:: Work to do ::
Copy each line in which the string "content" occurs.

:: Data for this exercise ::
::::::::::
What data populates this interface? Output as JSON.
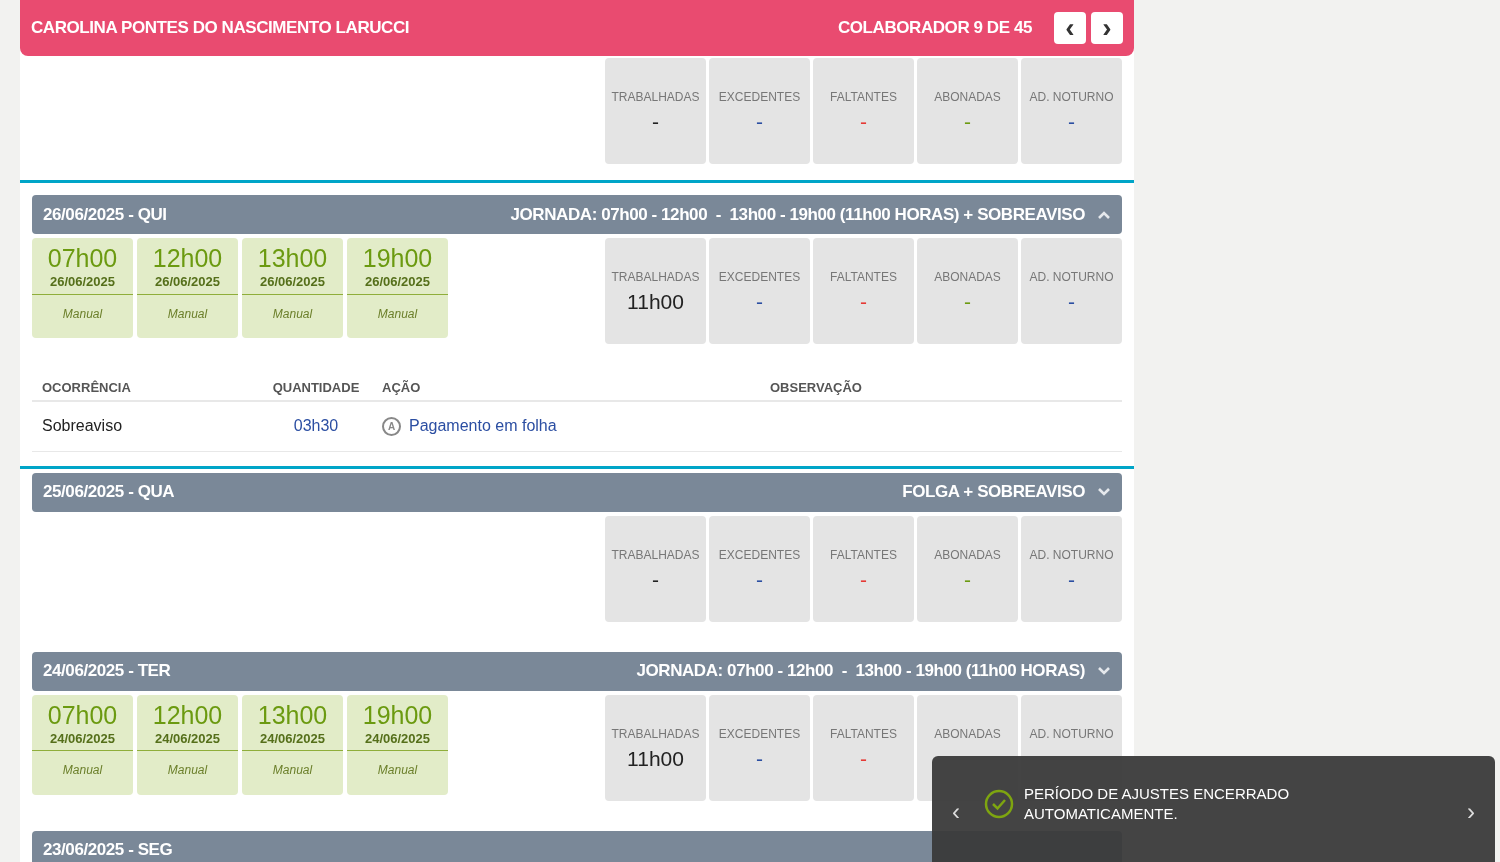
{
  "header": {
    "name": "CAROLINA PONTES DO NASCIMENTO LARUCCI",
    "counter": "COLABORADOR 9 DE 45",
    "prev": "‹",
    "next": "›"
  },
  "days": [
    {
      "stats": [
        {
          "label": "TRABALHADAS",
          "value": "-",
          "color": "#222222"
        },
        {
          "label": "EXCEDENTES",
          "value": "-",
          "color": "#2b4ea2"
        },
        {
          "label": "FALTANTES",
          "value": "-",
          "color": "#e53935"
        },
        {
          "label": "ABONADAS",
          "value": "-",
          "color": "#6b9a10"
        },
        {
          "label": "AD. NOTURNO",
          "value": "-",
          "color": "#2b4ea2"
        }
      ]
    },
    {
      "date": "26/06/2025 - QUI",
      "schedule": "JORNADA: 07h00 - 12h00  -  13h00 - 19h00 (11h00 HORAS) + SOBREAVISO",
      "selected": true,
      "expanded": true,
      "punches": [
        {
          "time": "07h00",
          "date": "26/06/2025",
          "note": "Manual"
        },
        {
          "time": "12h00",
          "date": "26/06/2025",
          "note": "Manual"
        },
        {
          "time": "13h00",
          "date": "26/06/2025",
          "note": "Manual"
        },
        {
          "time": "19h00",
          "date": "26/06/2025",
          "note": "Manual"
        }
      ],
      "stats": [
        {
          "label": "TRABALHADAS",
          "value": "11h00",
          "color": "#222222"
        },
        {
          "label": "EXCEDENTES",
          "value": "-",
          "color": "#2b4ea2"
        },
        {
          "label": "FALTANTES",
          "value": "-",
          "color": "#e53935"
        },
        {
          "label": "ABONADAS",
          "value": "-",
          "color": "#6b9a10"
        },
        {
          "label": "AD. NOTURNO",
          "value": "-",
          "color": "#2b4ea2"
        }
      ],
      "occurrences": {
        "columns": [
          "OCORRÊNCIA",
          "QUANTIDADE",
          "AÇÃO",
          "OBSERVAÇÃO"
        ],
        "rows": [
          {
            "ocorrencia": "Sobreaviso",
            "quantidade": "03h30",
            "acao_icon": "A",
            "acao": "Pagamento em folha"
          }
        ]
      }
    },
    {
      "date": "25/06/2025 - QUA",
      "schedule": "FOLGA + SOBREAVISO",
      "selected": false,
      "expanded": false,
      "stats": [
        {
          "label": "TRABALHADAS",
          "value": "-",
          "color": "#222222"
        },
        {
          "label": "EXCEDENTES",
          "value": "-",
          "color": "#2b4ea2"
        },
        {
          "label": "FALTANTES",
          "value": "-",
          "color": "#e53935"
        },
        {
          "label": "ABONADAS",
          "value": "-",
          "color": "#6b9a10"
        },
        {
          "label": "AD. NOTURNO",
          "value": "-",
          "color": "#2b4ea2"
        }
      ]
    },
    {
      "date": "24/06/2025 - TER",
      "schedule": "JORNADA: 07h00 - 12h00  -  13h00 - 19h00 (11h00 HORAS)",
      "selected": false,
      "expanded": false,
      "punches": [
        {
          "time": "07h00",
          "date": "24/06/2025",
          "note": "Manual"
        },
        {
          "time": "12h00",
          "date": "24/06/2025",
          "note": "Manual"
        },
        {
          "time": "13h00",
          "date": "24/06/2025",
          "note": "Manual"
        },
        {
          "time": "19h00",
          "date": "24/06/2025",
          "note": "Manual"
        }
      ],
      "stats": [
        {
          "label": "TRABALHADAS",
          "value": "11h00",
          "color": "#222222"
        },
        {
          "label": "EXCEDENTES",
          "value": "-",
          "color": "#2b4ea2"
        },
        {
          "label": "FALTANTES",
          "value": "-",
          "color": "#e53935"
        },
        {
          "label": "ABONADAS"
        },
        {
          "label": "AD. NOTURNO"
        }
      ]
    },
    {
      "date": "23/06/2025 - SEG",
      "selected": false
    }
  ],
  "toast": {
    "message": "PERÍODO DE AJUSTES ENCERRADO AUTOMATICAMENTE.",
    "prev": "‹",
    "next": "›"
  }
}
::::::::::
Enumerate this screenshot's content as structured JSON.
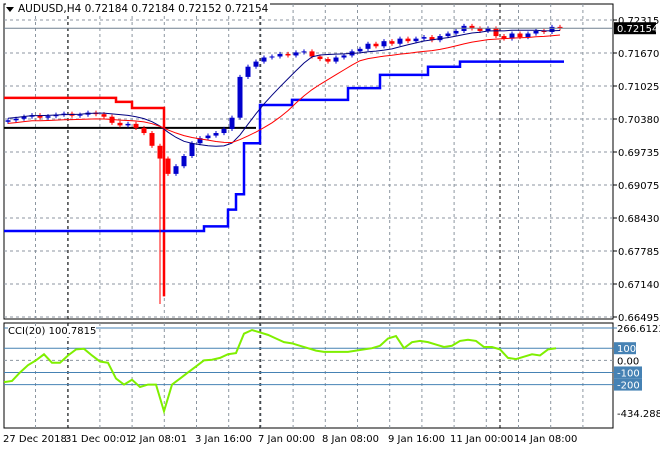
::::::::::
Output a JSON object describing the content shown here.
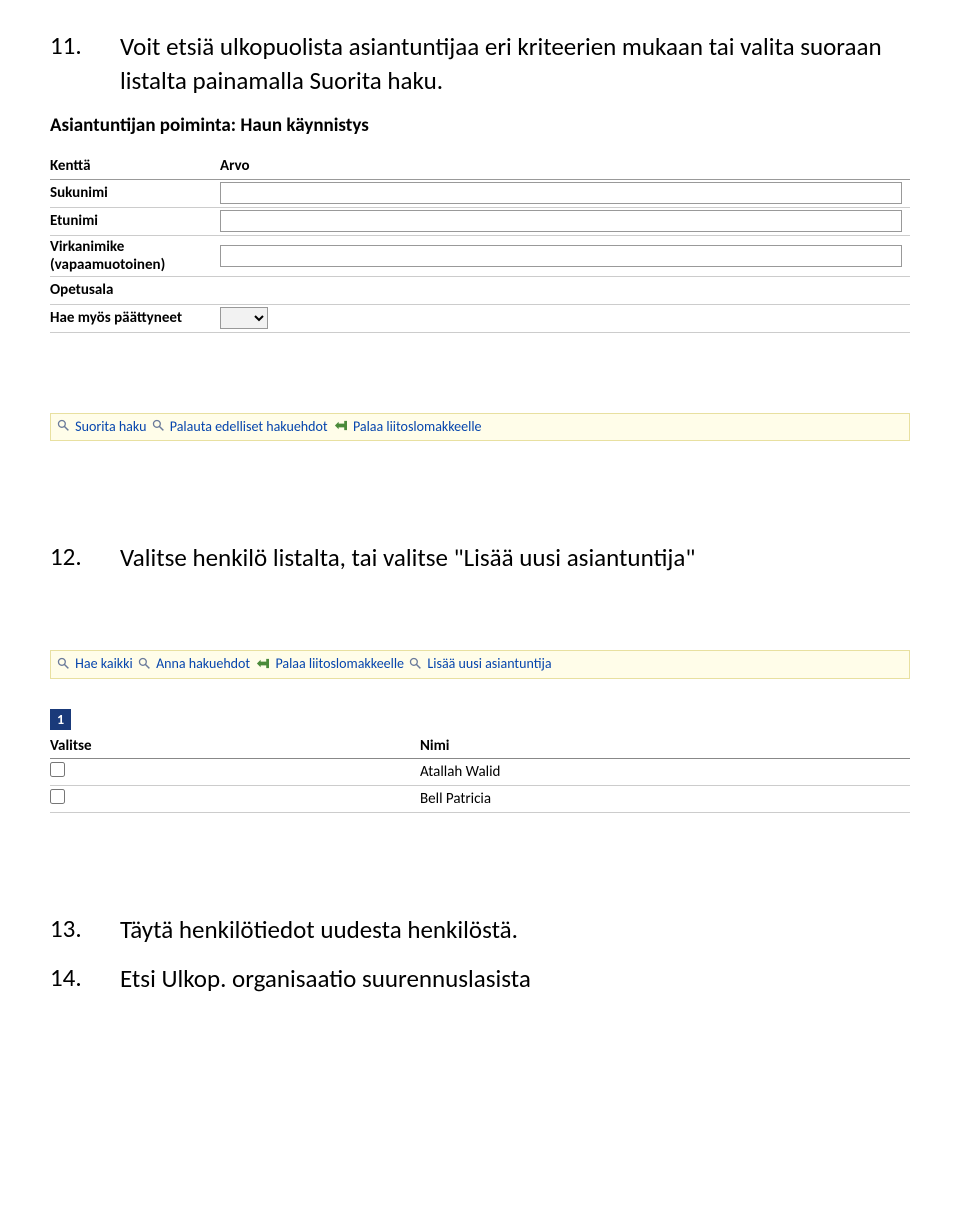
::::::::::
:: Output of the exercise ::
Enumerate this screenshot's content as structured JSON.
Output a JSON object describing the content shown here.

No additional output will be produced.